_MATERIAL SUPPLIED_.
§
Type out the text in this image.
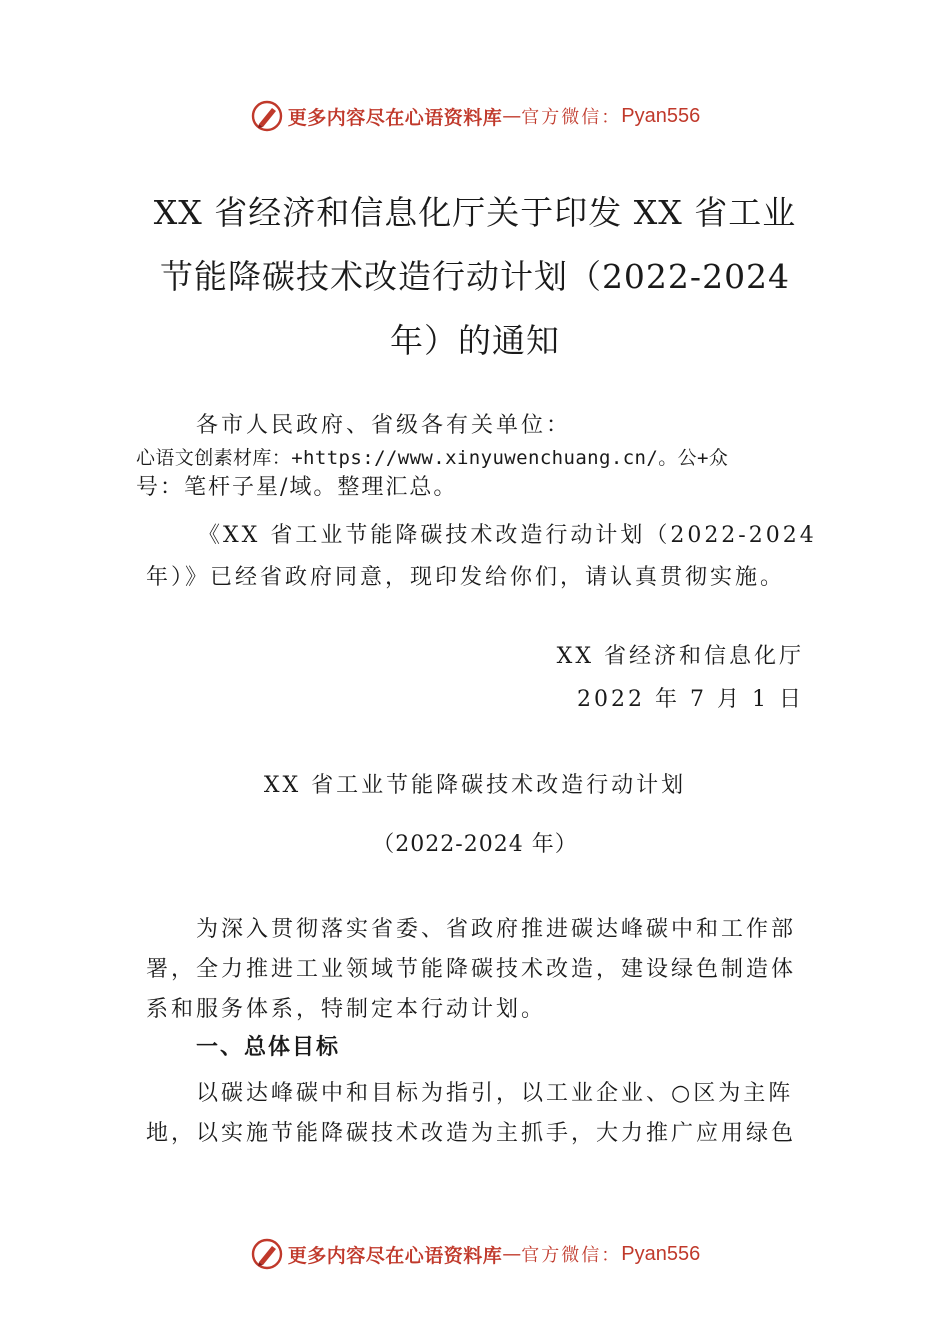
更多内容尽在心语资料库 — 官方微信： Pyan556
XX 省经济和信息化厅关于印发 XX 省工业
节能降碳技术改造行动计划（2022-2024
年）的通知
各市人民政府、省级各有关单位：
心语文创素材库：+https://www.xinyuwenchuang.cn/。公+众
号：笔杆子星/域。整理汇总。
《XX 省工业节能降碳技术改造行动计划（2022-2024
年）》已经省政府同意，现印发给你们，请认真贯彻实施。
XX 省经济和信息化厅
2022 年 7 月 1 日
XX 省工业节能降碳技术改造行动计划
（2022-2024 年）
为深入贯彻落实省委、省政府推进碳达峰碳中和工作部
署，全力推进工业领域节能降碳技术改造，建设绿色制造体
系和服务体系，特制定本行动计划。
一、总体目标
以碳达峰碳中和目标为指引，以工业企业、○区为主阵
地，以实施节能降碳技术改造为主抓手，大力推广应用绿色
更多内容尽在心语资料库 — 官方微信： Pyan556
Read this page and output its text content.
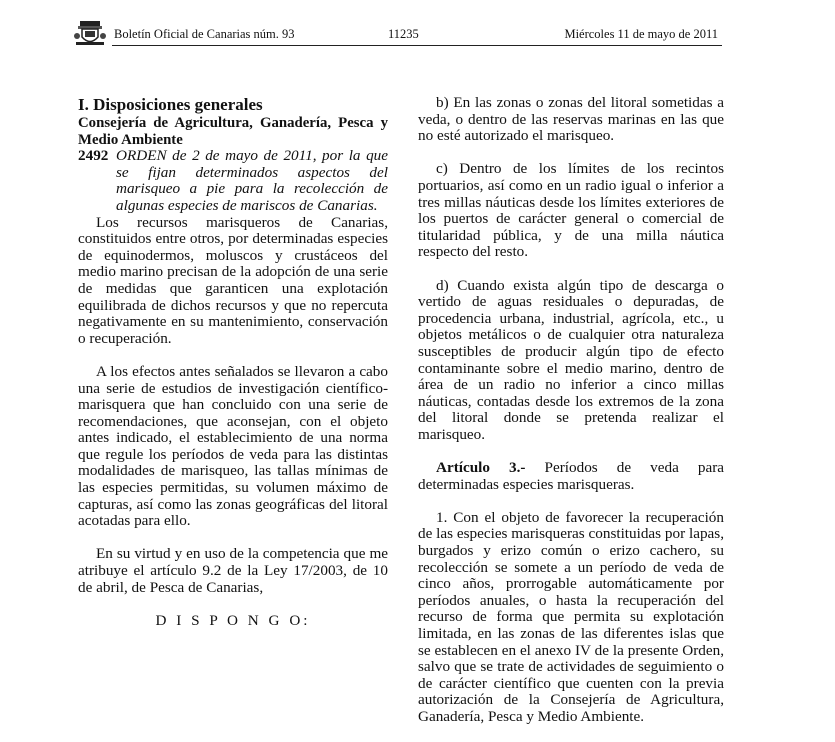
Boletín Oficial de Canarias núm. 93	11235	Miércoles 11 de mayo de 2011

I. Disposiciones generales

Consejería de Agricultura, Ganadería, Pesca y Medio Ambiente

2492 ORDEN de 2 de mayo de 2011, por la que se fijan determinados aspectos del marisqueo a pie para la recolección de algunas especies de mariscos de Canarias.

Los recursos marisqueros de Canarias, constituidos entre otros, por determinadas especies de equinodermos, moluscos y crustáceos del medio marino precisan de la adopción de una serie de medidas que garanticen una explotación equilibrada de dichos recursos y que no repercuta negativamente en su mantenimiento, conservación o recuperación.

A los efectos antes señalados se llevaron a cabo una serie de estudios de investigación científico-marisquera que han concluido con una serie de recomendaciones, que aconsejan, con el objeto antes indicado, el establecimiento de una norma que regule los períodos de veda para las distintas modalidades de marisqueo, las tallas mínimas de las especies permitidas, su volumen máximo de capturas, así como las zonas geográficas del litoral acotadas para ello.

En su virtud y en uso de la competencia que me atribuye el artículo 9.2 de la Ley 17/2003, de 10 de abril, de Pesca de Canarias,

D I S P O N G O:

b) En las zonas o zonas del litoral sometidas a veda, o dentro de las reservas marinas en las que no esté autorizado el marisqueo.

c) Dentro de los límites de los recintos portuarios, así como en un radio igual o inferior a tres millas náuticas desde los límites exteriores de los puertos de carácter general o comercial de titularidad pública, y de una milla náutica respecto del resto.

d) Cuando exista algún tipo de descarga o vertido de aguas residuales o depuradas, de procedencia urbana, industrial, agrícola, etc., u objetos metálicos o de cualquier otra naturaleza susceptibles de producir algún tipo de efecto contaminante sobre el medio marino, dentro de área de un radio no inferior a cinco millas náuticas, contadas desde los extremos de la zona del litoral donde se pretenda realizar el marisqueo.

Artículo 3.- Períodos de veda para determinadas especies marisqueras.

1. Con el objeto de favorecer la recuperación de las especies marisqueras constituidas por lapas, burgados y erizo común o erizo cachero, su recolección se somete a un período de veda de cinco años, prorrogable automáticamente por períodos anuales, o hasta la recuperación del recurso de forma que permita su explotación limitada, en las zonas de las diferentes islas que se establecen en el anexo IV de la presente Orden, salvo que se trate de actividades de seguimiento o de carácter científico que cuenten con la previa autorización de la Consejería de Agricultura, Ganadería, Pesca y Medio Ambiente.
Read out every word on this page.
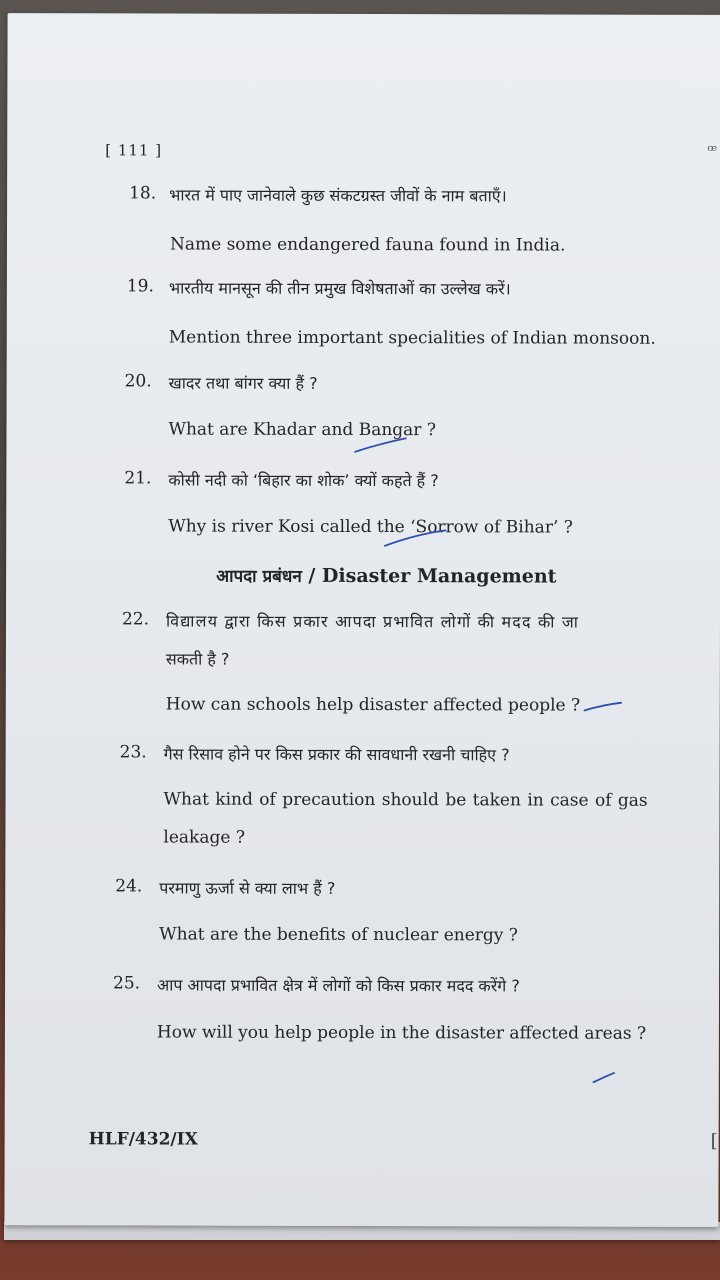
[ 111 ]	ꟹ
18. भारत में पाए जानेवाले कुछ संकटग्रस्त जीवों के नाम बताएँ।
Name some endangered fauna found in India.
19. भारतीय मानसून की तीन प्रमुख विशेषताओं का उल्लेख करें।
Mention three important specialities of Indian monsoon.
20. खादर तथा बांगर क्या हैं ?
What are Khadar and Bangar ?
21. कोसी नदी को ‘बिहार का शोक’ क्यों कहते हैं ?
Why is river Kosi called the ‘Sorrow of Bihar’ ?
आपदा प्रबंधन / Disaster Management
22. विद्यालय द्वारा किस प्रकार आपदा प्रभावित लोगों की मदद की जा
सकती है ?
How can schools help disaster affected people ?
23. गैस रिसाव होने पर किस प्रकार की सावधानी रखनी चाहिए ?
What kind of precaution should be taken in case of gas
leakage ?
24. परमाणु ऊर्जा से क्या लाभ हैं ?
What are the benefits of nuclear energy ?
25. आप आपदा प्रभावित क्षेत्र में लोगों को किस प्रकार मदद करेंगे ?
How will you help people in the disaster affected areas ?
HLF/432/IX	[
§
_SHORT PROBLEM_.
Quote all the records verbatim, dropping any pictures from your copy.

_EXERCISE SOLUTION_.
Type out the text in this image.
更多内容尽在心语资料库 — 官方微信： Pyan556
XX 省经济和信息化厅关于印发 XX 省工业
节能降碳技术改造行动计划（2022-2024
年）的通知
各市人民政府、省级各有关单位：
心语文创素材库：+https://www.xinyuwenchuang.cn/。公+众
号：笔杆子星/域。整理汇总。
《XX 省工业节能降碳技术改造行动计划（2022-2024
年）》已经省政府同意，现印发给你们，请认真贯彻实施。
XX 省经济和信息化厅
2022 年 7 月 1 日
XX 省工业节能降碳技术改造行动计划
（2022-2024 年）
为深入贯彻落实省委、省政府推进碳达峰碳中和工作部
署，全力推进工业领域节能降碳技术改造，建设绿色制造体
系和服务体系，特制定本行动计划。
一、总体目标
以碳达峰碳中和目标为指引，以工业企业、○区为主阵
地，以实施节能降碳技术改造为主抓手，大力推广应用绿色
更多内容尽在心语资料库 — 官方微信： Pyan556
Read this page and output its text content.
Boletín Oficial de Canarias núm. 93	11235	Miércoles 11 de mayo de 2011

I. Disposiciones generales

Consejería de Agricultura, Ganadería, Pesca y Medio Ambiente

2492 ORDEN de 2 de mayo de 2011, por la que se fijan determinados aspectos del marisqueo a pie para la recolección de algunas especies de mariscos de Canarias.

Los recursos marisqueros de Canarias, constituidos entre otros, por determinadas especies de equinodermos, moluscos y crustáceos del medio marino precisan de la adopción de una serie de medidas que garanticen una explotación equilibrada de dichos recursos y que no repercuta negativamente en su mantenimiento, conservación o recuperación.

A los efectos antes señalados se llevaron a cabo una serie de estudios de investigación científico-marisquera que han concluido con una serie de recomendaciones, que aconsejan, con el objeto antes indicado, el establecimiento de una norma que regule los períodos de veda para las distintas modalidades de marisqueo, las tallas mínimas de las especies permitidas, su volumen máximo de capturas, así como las zonas geográficas del litoral acotadas para ello.

En su virtud y en uso de la competencia que me atribuye el artículo 9.2 de la Ley 17/2003, de 10 de abril, de Pesca de Canarias,

D I S P O N G O:

b) En las zonas o zonas del litoral sometidas a veda, o dentro de las reservas marinas en las que no esté autorizado el marisqueo.

c) Dentro de los límites de los recintos portuarios, así como en un radio igual o inferior a tres millas náuticas desde los límites exteriores de los puertos de carácter general o comercial de titularidad pública, y de una milla náutica respecto del resto.

d) Cuando exista algún tipo de descarga o vertido de aguas residuales o depuradas, de procedencia urbana, industrial, agrícola, etc., u objetos metálicos o de cualquier otra naturaleza susceptibles de producir algún tipo de efecto contaminante sobre el medio marino, dentro de área de un radio no inferior a cinco millas náuticas, contadas desde los extremos de la zona del litoral donde se pretenda realizar el marisqueo.

Artículo 3.- Períodos de veda para determinadas especies marisqueras.

1. Con el objeto de favorecer la recuperación de las especies marisqueras constituidas por lapas, burgados y erizo común o erizo cachero, su recolección se somete a un período de veda de cinco años, prorrogable automáticamente por períodos anuales, o hasta la recuperación del recurso de forma que permita su explotación limitada, en las zonas de las diferentes islas que se establecen en el anexo IV de la presente Orden, salvo que se trate de actividades de seguimiento o de carácter científico que cuenten con la previa autorización de la Consejería de Agricultura, Ganadería, Pesca y Medio Ambiente.
Read out every word on this page.
[ 111 ]	ꟹ
18. भारत में पाए जानेवाले कुछ संकटग्रस्त जीवों के नाम बताएँ।
Name some endangered fauna found in India.
19. भारतीय मानसून की तीन प्रमुख विशेषताओं का उल्लेख करें।
Mention three important specialities of Indian monsoon.
20. खादर तथा बांगर क्या हैं ?
What are Khadar and Bangar ?
21. कोसी नदी को ‘बिहार का शोक’ क्यों कहते हैं ?
Why is river Kosi called the ‘Sorrow of Bihar’ ?
आपदा प्रबंधन / Disaster Management
22. विद्यालय द्वारा किस प्रकार आपदा प्रभावित लोगों की मदद की जा
सकती है ?
How can schools help disaster affected people ?
23. गैस रिसाव होने पर किस प्रकार की सावधानी रखनी चाहिए ?
What kind of precaution should be taken in case of gas
leakage ?
24. परमाणु ऊर्जा से क्या लाभ हैं ?
What are the benefits of nuclear energy ?
25. आप आपदा प्रभावित क्षेत्र में लोगों को किस प्रकार मदद करेंगे ?
How will you help people in the disaster affected areas ?
HLF/432/IX	[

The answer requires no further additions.